§ STATED EXERCISE: Pictures stay out of the copy; restate everything else in the material exactly.
· · · ·
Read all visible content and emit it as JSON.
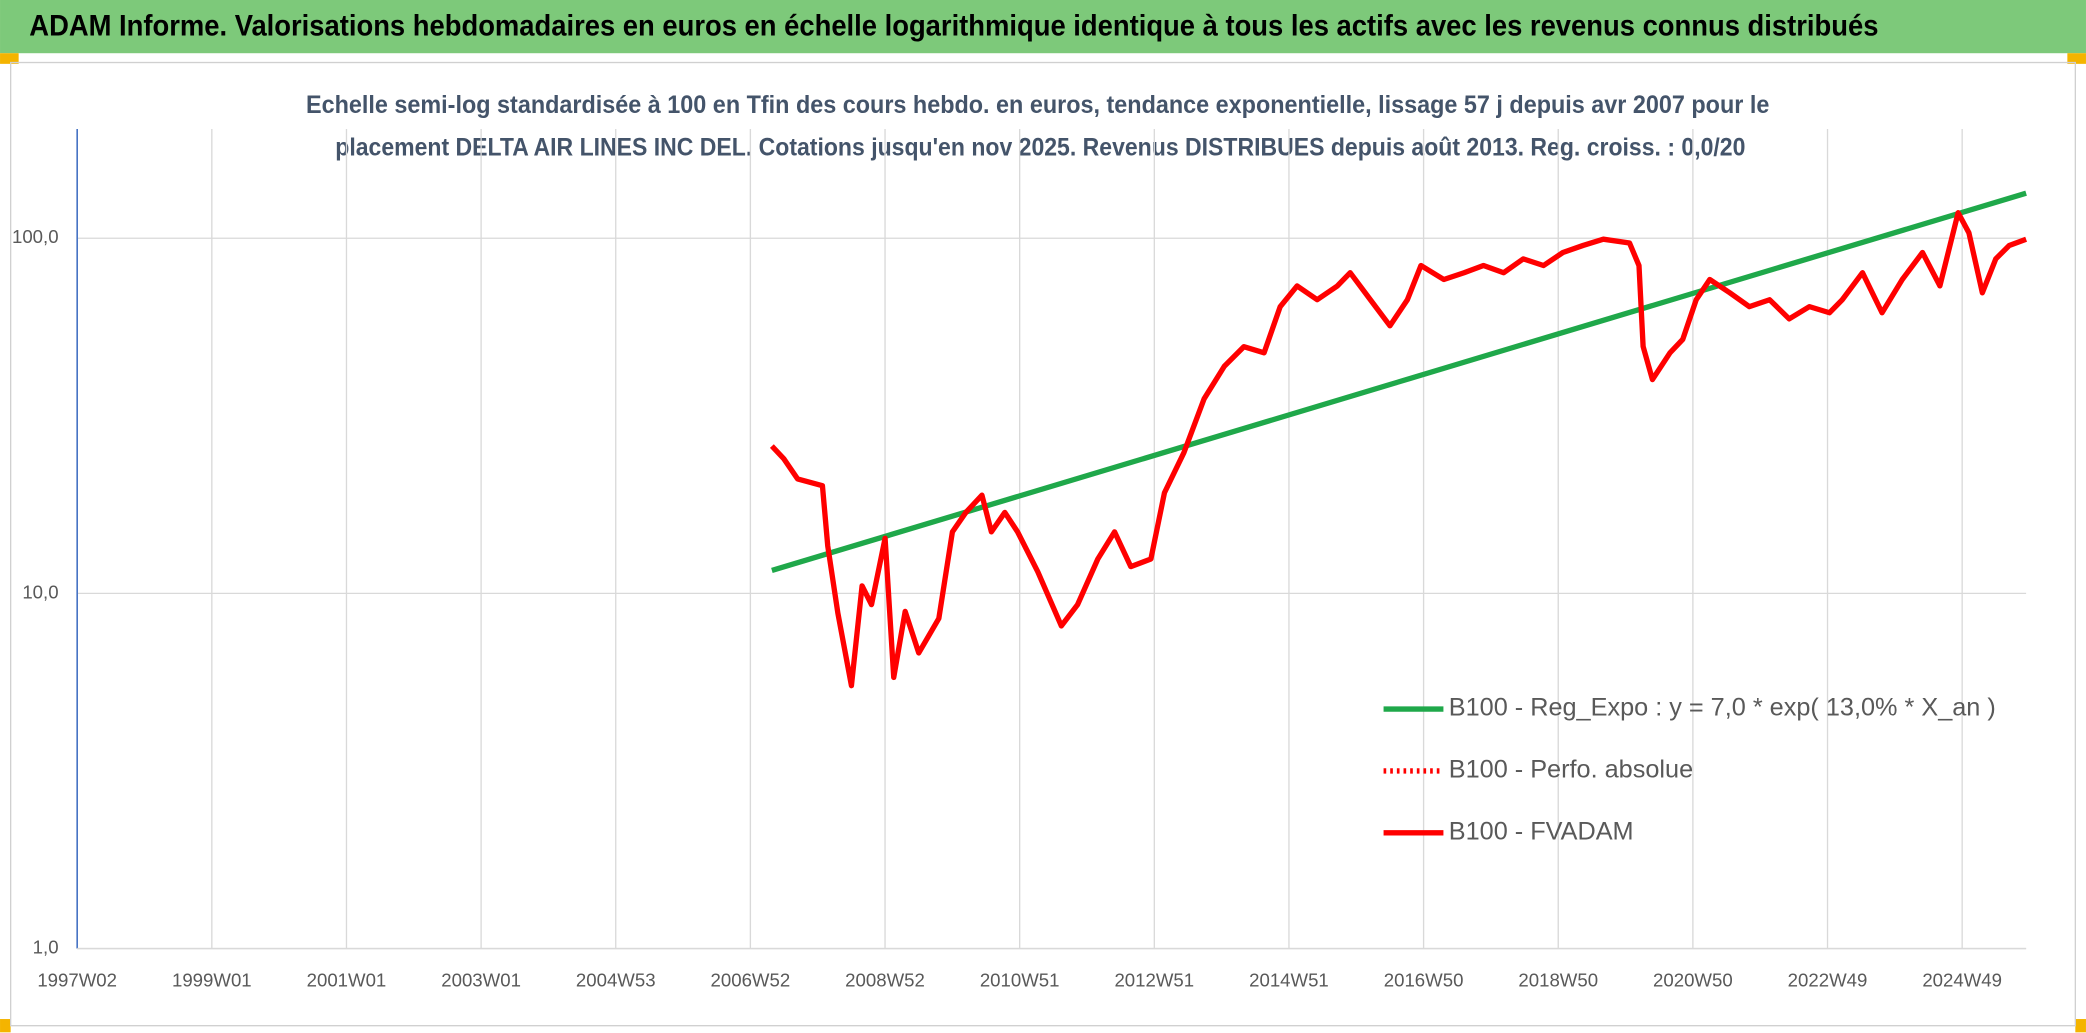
{
  "chart_data": {
    "type": "line",
    "title": "ADAM Informe. Valorisations hebdomadaires en euros en échelle logarithmique identique à tous les actifs avec les revenus connus distribués",
    "subtitle": [
      "Echelle semi-log standardisée à 100 en Tfin des cours hebdo. en euros, tendance exponentielle, lissage 57 j depuis avr 2007 pour le",
      "placement DELTA AIR LINES INC DEL. Cotations jusqu'en nov 2025. Revenus DISTRIBUES depuis août 2013. Reg. croiss. : 0,0/20"
    ],
    "log_y": true,
    "grid": true,
    "xlim": [
      1997.0,
      2025.95
    ],
    "xticks": [
      {
        "value": 1997.0,
        "label": "1997W02"
      },
      {
        "value": 1999.0,
        "label": "1999W01"
      },
      {
        "value": 2001.0,
        "label": "2001W01"
      },
      {
        "value": 2003.0,
        "label": "2003W01"
      },
      {
        "value": 2005.0,
        "label": "2004W53"
      },
      {
        "value": 2007.0,
        "label": "2006W52"
      },
      {
        "value": 2009.0,
        "label": "2008W52"
      },
      {
        "value": 2011.0,
        "label": "2010W51"
      },
      {
        "value": 2013.0,
        "label": "2012W51"
      },
      {
        "value": 2015.0,
        "label": "2014W51"
      },
      {
        "value": 2017.0,
        "label": "2016W50"
      },
      {
        "value": 2019.0,
        "label": "2018W50"
      },
      {
        "value": 2021.0,
        "label": "2020W50"
      },
      {
        "value": 2023.0,
        "label": "2022W49"
      },
      {
        "value": 2025.0,
        "label": "2024W49"
      }
    ],
    "ylim": [
      1,
      203
    ],
    "yticks": [
      {
        "value": 1,
        "label": "1,0"
      },
      {
        "value": 10,
        "label": "10,0"
      },
      {
        "value": 100,
        "label": "100,0"
      }
    ],
    "series": [
      {
        "name": "B100 - Reg_Expo : y = 7,0 * exp( 13,0% *  X_an )",
        "color": "#1fa84a",
        "dash": "solid",
        "x": [
          2007.32,
          2025.95
        ],
        "values": [
          11.6,
          134
        ]
      },
      {
        "name": "B100 - Perfo. absolue",
        "color": "#ff0000",
        "dash": "dotted",
        "x": [],
        "values": []
      },
      {
        "name": "B100 - FVADAM",
        "color": "#ff0000",
        "dash": "solid",
        "x": [
          2007.32,
          2007.5,
          2007.7,
          2008.07,
          2008.15,
          2008.3,
          2008.5,
          2008.66,
          2008.8,
          2009.0,
          2009.13,
          2009.3,
          2009.5,
          2009.8,
          2010.0,
          2010.2,
          2010.44,
          2010.58,
          2010.78,
          2010.97,
          2011.27,
          2011.62,
          2011.86,
          2012.16,
          2012.41,
          2012.65,
          2012.95,
          2013.15,
          2013.44,
          2013.74,
          2014.04,
          2014.33,
          2014.63,
          2014.87,
          2015.12,
          2015.42,
          2015.72,
          2015.91,
          2016.21,
          2016.5,
          2016.76,
          2016.96,
          2017.3,
          2017.6,
          2017.89,
          2018.19,
          2018.48,
          2018.78,
          2019.07,
          2019.37,
          2019.67,
          2020.06,
          2020.2,
          2020.26,
          2020.4,
          2020.66,
          2020.85,
          2021.05,
          2021.25,
          2021.55,
          2021.84,
          2022.14,
          2022.43,
          2022.73,
          2023.03,
          2023.22,
          2023.52,
          2023.81,
          2024.11,
          2024.41,
          2024.67,
          2024.94,
          2025.1,
          2025.3,
          2025.5,
          2025.7,
          2025.95
        ],
        "values": [
          26,
          23.9,
          21,
          20.1,
          13.6,
          8.8,
          5.5,
          10.5,
          9.3,
          14.3,
          5.8,
          8.9,
          6.8,
          8.5,
          14.9,
          16.9,
          18.9,
          14.9,
          16.9,
          14.9,
          11.5,
          8.1,
          9.3,
          12.5,
          14.9,
          11.9,
          12.5,
          19.2,
          24.9,
          35.3,
          43.6,
          49.5,
          47.6,
          64.2,
          73.4,
          67.1,
          73.4,
          80,
          67.1,
          56.7,
          67.1,
          83.8,
          76.5,
          80,
          83.8,
          80,
          87.5,
          83.8,
          91.2,
          95.4,
          99.4,
          96.9,
          83.8,
          49.6,
          40,
          47.6,
          51.9,
          67.1,
          76.5,
          70.2,
          64.2,
          67.1,
          59.3,
          64.2,
          61.7,
          67.1,
          80,
          61.7,
          76.5,
          91.2,
          73.4,
          118,
          103.6,
          70.2,
          87.5,
          95.4,
          99.4
        ]
      }
    ]
  }
}
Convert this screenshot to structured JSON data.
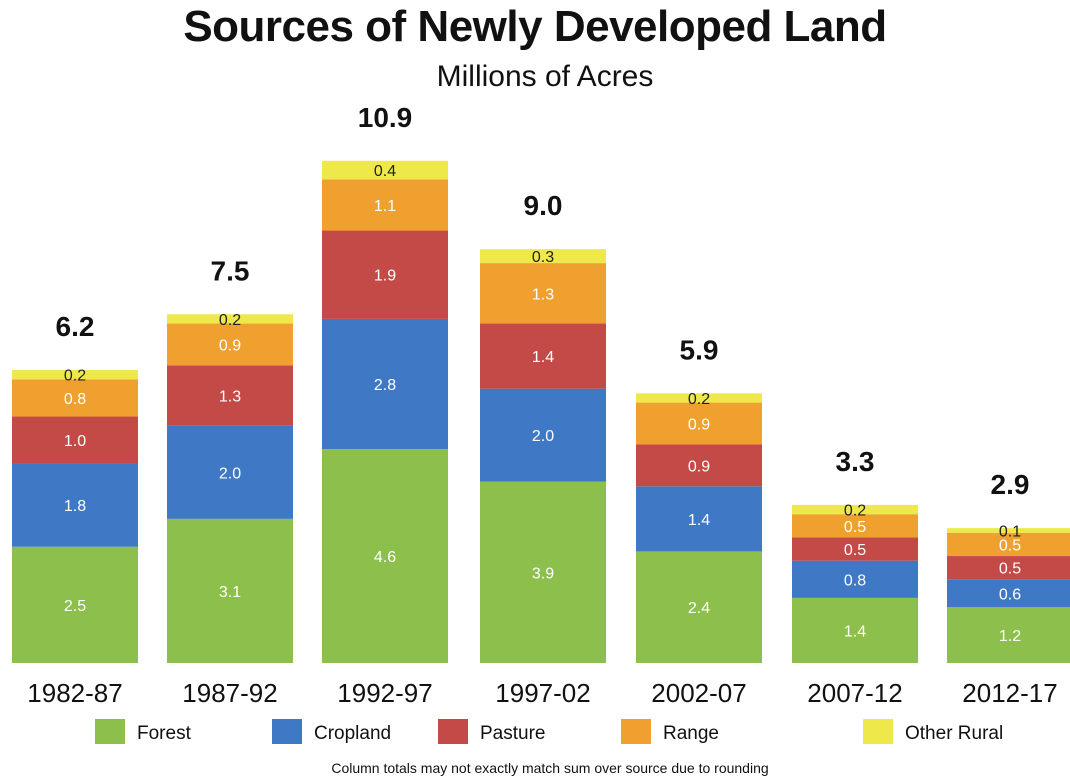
· · · ·
§ PROBLEM SOLUTION:
Read all visible content and emit it as JSON.
{
  "chart_data": {
    "type": "line",
    "title": "ADAM Informe. Valorisations hebdomadaires en euros en échelle logarithmique identique à tous les actifs avec les revenus connus distribués",
    "subtitle": [
      "Echelle semi-log standardisée à 100 en Tfin des cours hebdo. en euros, tendance exponentielle, lissage 57 j depuis avr 2007 pour le",
      "placement DELTA AIR LINES INC DEL. Cotations jusqu'en nov 2025. Revenus DISTRIBUES depuis août 2013. Reg. croiss. : 0,0/20"
    ],
    "log_y": true,
    "grid": true,
    "xlim": [
      1997.0,
      2025.95
    ],
    "xticks": [
      {
        "value": 1997.0,
        "label": "1997W02"
      },
      {
        "value": 1999.0,
        "label": "1999W01"
      },
      {
        "value": 2001.0,
        "label": "2001W01"
      },
      {
        "value": 2003.0,
        "label": "2003W01"
      },
      {
        "value": 2005.0,
        "label": "2004W53"
      },
      {
        "value": 2007.0,
        "label": "2006W52"
      },
      {
        "value": 2009.0,
        "label": "2008W52"
      },
      {
        "value": 2011.0,
        "label": "2010W51"
      },
      {
        "value": 2013.0,
        "label": "2012W51"
      },
      {
        "value": 2015.0,
        "label": "2014W51"
      },
      {
        "value": 2017.0,
        "label": "2016W50"
      },
      {
        "value": 2019.0,
        "label": "2018W50"
      },
      {
        "value": 2021.0,
        "label": "2020W50"
      },
      {
        "value": 2023.0,
        "label": "2022W49"
      },
      {
        "value": 2025.0,
        "label": "2024W49"
      }
    ],
    "ylim": [
      1,
      203
    ],
    "yticks": [
      {
        "value": 1,
        "label": "1,0"
      },
      {
        "value": 10,
        "label": "10,0"
      },
      {
        "value": 100,
        "label": "100,0"
      }
    ],
    "series": [
      {
        "name": "B100 - Reg_Expo : y = 7,0 * exp( 13,0% *  X_an )",
        "color": "#1fa84a",
        "dash": "solid",
        "x": [
          2007.32,
          2025.95
        ],
        "values": [
          11.6,
          134
        ]
      },
      {
        "name": "B100 - Perfo. absolue",
        "color": "#ff0000",
        "dash": "dotted",
        "x": [],
        "values": []
      },
      {
        "name": "B100 - FVADAM",
        "color": "#ff0000",
        "dash": "solid",
        "x": [
          2007.32,
          2007.5,
          2007.7,
          2008.07,
          2008.15,
          2008.3,
          2008.5,
          2008.66,
          2008.8,
          2009.0,
          2009.13,
          2009.3,
          2009.5,
          2009.8,
          2010.0,
          2010.2,
          2010.44,
          2010.58,
          2010.78,
          2010.97,
          2011.27,
          2011.62,
          2011.86,
          2012.16,
          2012.41,
          2012.65,
          2012.95,
          2013.15,
          2013.44,
          2013.74,
          2014.04,
          2014.33,
          2014.63,
          2014.87,
          2015.12,
          2015.42,
          2015.72,
          2015.91,
          2016.21,
          2016.5,
          2016.76,
          2016.96,
          2017.3,
          2017.6,
          2017.89,
          2018.19,
          2018.48,
          2018.78,
          2019.07,
          2019.37,
          2019.67,
          2020.06,
          2020.2,
          2020.26,
          2020.4,
          2020.66,
          2020.85,
          2021.05,
          2021.25,
          2021.55,
          2021.84,
          2022.14,
          2022.43,
          2022.73,
          2023.03,
          2023.22,
          2023.52,
          2023.81,
          2024.11,
          2024.41,
          2024.67,
          2024.94,
          2025.1,
          2025.3,
          2025.5,
          2025.7,
          2025.95
        ],
        "values": [
          26,
          23.9,
          21,
          20.1,
          13.6,
          8.8,
          5.5,
          10.5,
          9.3,
          14.3,
          5.8,
          8.9,
          6.8,
          8.5,
          14.9,
          16.9,
          18.9,
          14.9,
          16.9,
          14.9,
          11.5,
          8.1,
          9.3,
          12.5,
          14.9,
          11.9,
          12.5,
          19.2,
          24.9,
          35.3,
          43.6,
          49.5,
          47.6,
          64.2,
          73.4,
          67.1,
          73.4,
          80,
          67.1,
          56.7,
          67.1,
          83.8,
          76.5,
          80,
          83.8,
          80,
          87.5,
          83.8,
          91.2,
          95.4,
          99.4,
          96.9,
          83.8,
          49.6,
          40,
          47.6,
          51.9,
          67.1,
          76.5,
          70.2,
          64.2,
          67.1,
          59.3,
          64.2,
          61.7,
          67.1,
          80,
          61.7,
          76.5,
          91.2,
          73.4,
          118,
          103.6,
          70.2,
          87.5,
          95.4,
          99.4
        ]
      }
    ]
  }
}
Convert this screenshot to structured JSON data.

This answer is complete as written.